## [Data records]
==================================================
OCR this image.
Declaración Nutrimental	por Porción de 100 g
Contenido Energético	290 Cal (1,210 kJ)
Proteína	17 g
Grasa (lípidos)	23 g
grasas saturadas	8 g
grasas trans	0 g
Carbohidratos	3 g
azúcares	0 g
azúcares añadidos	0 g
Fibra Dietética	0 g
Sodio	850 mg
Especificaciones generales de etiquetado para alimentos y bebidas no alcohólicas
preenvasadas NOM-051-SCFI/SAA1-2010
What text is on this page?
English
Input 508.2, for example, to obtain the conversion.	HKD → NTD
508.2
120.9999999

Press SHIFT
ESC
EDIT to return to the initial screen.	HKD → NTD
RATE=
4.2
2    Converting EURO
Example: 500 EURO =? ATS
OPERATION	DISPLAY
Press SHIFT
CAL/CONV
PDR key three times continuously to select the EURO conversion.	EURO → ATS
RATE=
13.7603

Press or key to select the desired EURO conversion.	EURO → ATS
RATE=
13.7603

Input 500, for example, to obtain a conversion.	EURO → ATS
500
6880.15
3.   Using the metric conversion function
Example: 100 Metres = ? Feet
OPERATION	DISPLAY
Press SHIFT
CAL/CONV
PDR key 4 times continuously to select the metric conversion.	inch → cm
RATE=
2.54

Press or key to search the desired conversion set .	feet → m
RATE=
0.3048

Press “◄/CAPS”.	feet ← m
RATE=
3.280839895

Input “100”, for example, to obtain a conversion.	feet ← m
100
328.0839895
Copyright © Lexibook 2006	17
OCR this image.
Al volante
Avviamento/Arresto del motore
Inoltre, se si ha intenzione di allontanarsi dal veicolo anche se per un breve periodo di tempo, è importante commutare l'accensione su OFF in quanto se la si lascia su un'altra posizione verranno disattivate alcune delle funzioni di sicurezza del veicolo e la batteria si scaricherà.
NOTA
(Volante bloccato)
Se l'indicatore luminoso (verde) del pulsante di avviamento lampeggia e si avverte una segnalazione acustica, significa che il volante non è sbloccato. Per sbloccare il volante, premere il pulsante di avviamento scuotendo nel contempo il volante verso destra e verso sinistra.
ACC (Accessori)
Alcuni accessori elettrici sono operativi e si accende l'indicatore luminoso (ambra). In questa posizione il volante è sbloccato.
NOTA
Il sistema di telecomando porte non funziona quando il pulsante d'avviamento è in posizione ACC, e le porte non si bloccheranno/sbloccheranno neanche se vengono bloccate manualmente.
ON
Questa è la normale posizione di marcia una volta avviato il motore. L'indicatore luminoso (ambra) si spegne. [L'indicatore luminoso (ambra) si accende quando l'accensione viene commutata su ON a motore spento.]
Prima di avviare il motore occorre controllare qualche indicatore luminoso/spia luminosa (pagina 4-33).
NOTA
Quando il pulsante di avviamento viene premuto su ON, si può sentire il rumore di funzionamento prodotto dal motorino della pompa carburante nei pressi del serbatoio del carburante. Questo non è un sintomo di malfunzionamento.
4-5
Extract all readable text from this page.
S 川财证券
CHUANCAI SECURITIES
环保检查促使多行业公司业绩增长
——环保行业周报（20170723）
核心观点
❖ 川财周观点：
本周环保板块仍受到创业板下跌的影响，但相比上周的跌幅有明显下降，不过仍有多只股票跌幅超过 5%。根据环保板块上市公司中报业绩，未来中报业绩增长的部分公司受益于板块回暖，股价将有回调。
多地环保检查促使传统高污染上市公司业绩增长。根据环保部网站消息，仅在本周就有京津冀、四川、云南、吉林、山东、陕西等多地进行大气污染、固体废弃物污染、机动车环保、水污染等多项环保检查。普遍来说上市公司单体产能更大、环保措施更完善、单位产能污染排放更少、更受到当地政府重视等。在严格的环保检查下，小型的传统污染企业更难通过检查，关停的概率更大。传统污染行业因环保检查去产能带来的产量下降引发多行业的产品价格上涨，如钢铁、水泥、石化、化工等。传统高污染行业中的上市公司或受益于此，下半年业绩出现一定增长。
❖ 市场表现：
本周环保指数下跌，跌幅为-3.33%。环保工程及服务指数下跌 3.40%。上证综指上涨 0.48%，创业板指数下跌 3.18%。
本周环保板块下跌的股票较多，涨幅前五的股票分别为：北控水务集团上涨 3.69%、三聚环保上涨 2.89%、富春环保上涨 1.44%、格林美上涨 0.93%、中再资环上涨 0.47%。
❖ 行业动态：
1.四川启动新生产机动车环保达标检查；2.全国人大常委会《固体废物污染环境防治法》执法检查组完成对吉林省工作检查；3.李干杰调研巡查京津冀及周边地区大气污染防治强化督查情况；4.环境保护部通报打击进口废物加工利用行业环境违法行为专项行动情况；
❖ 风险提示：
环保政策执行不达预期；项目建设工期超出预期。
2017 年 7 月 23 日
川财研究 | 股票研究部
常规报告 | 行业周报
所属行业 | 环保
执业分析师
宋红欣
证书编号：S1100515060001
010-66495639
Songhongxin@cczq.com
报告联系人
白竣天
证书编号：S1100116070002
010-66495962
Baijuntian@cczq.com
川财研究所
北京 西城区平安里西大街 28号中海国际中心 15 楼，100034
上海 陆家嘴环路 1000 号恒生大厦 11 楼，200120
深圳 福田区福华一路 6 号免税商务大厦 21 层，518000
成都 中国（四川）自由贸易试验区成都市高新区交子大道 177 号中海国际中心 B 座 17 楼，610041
==================================================
## [What this task involves]
Search the lines above for the string "page" and copy each line that has it.

## [Correct result]
What text is on this page?
Extract all readable text from this page.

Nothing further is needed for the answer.